Data records:
################

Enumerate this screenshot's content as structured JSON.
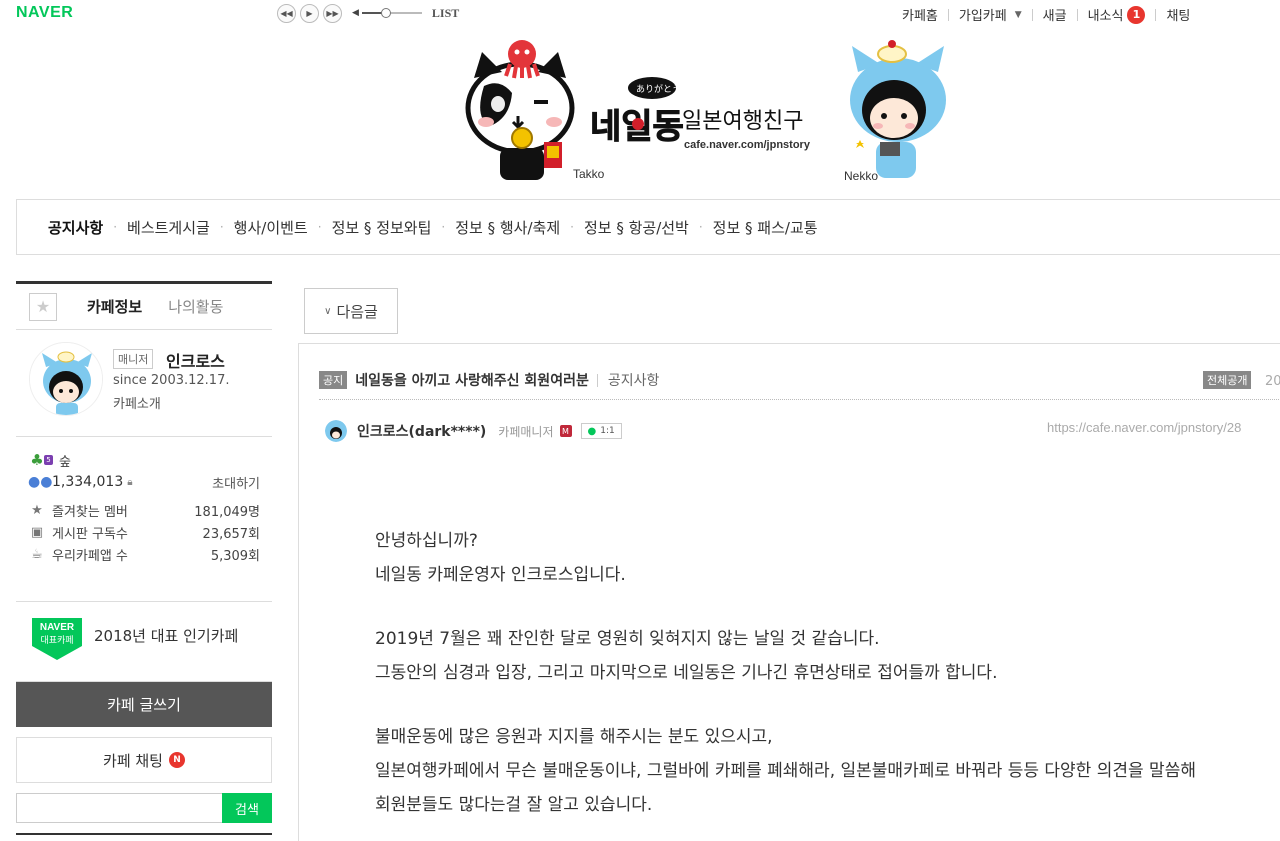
{
  "topbar": {
    "logo": "NAVER",
    "player": {
      "prev_icon": "rewind-icon",
      "play_icon": "play-icon",
      "next_icon": "fast-forward-icon",
      "volume_level": 0.4,
      "list_label": "LIST"
    },
    "links": {
      "cafe_home": "카페홈",
      "joined_cafes": "가입카페",
      "new_posts": "새글",
      "my_news": "내소식",
      "my_news_count": "1",
      "chat": "채팅"
    }
  },
  "banner": {
    "left_char_label": "Takko",
    "right_char_label": "Nekko",
    "arigatou": "ありがとう",
    "brand": "네일동",
    "title": "일본여행친구",
    "url": "cafe.naver.com/jpnstory"
  },
  "menu": {
    "items": [
      "공지사항",
      "베스트게시글",
      "행사/이벤트",
      "정보 § 정보와팁",
      "정보 § 행사/축제",
      "정보 § 항공/선박",
      "정보 § 패스/교통"
    ],
    "separator": "·"
  },
  "sidebar": {
    "tab_info": "카페정보",
    "tab_activity": "나의활동",
    "profile": {
      "role": "매니저",
      "name": "인크로스",
      "since": "since 2003.12.17.",
      "intro": "카페소개"
    },
    "grade": "숲",
    "members": "1,334,013",
    "invite": "초대하기",
    "fav_members_label": "즐겨찾는 멤버",
    "fav_members_value": "181,049명",
    "board_subs_label": "게시판 구독수",
    "board_subs_value": "23,657회",
    "app_users_label": "우리카페앱 수",
    "app_users_value": "5,309회",
    "award_badge_top": "NAVER",
    "award_badge_bottom": "대표카페",
    "award_text": "2018년 대표 인기카페",
    "write_button": "카페 글쓰기",
    "chat_button": "카페 채팅",
    "chat_badge": "N",
    "search_placeholder": "",
    "search_button": "검색"
  },
  "main": {
    "next_button": "다음글",
    "post": {
      "notice_tag": "공지",
      "title": "네일동을 아끼고 사랑해주신 회원여러분",
      "board": "공지사항",
      "public_tag": "전체공개",
      "date_partial": "20",
      "author": "인크로스(dark****)",
      "author_role": "카페매니저",
      "chat_label": "1:1",
      "url": "https://cafe.naver.com/jpnstory/28",
      "body": [
        "안녕하십니까?",
        "네일동 카페운영자 인크로스입니다.",
        "",
        "2019년 7월은 꽤 잔인한 달로 영원히 잊혀지지 않는 날일 것 같습니다.",
        "그동안의 심경과 입장, 그리고 마지막으로 네일동은 기나긴 휴면상태로 접어들까 합니다.",
        "",
        "불매운동에 많은 응원과 지지를 해주시는 분도 있으시고,",
        "일본여행카페에서 무슨 불매운동이냐, 그럴바에 카페를 폐쇄해라, 일본불매카페로 바꿔라 등등 다양한 의견을 말씀해",
        "회원분들도 많다는걸 잘 알고 있습니다."
      ]
    }
  },
  "colors": {
    "naver_green": "#03c75a",
    "badge_red": "#e8362e",
    "write_button_bg": "#565656",
    "tag_gray": "#888888"
  }
}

################

WHAT YOU SHOULD DO —
Look over the listing. Pull out every line with the string "icon" in it.

CORRECT OUTPUT —
      "prev_icon": "rewind-icon",
      "play_icon": "play-icon",
      "next_icon": "fast-forward-icon",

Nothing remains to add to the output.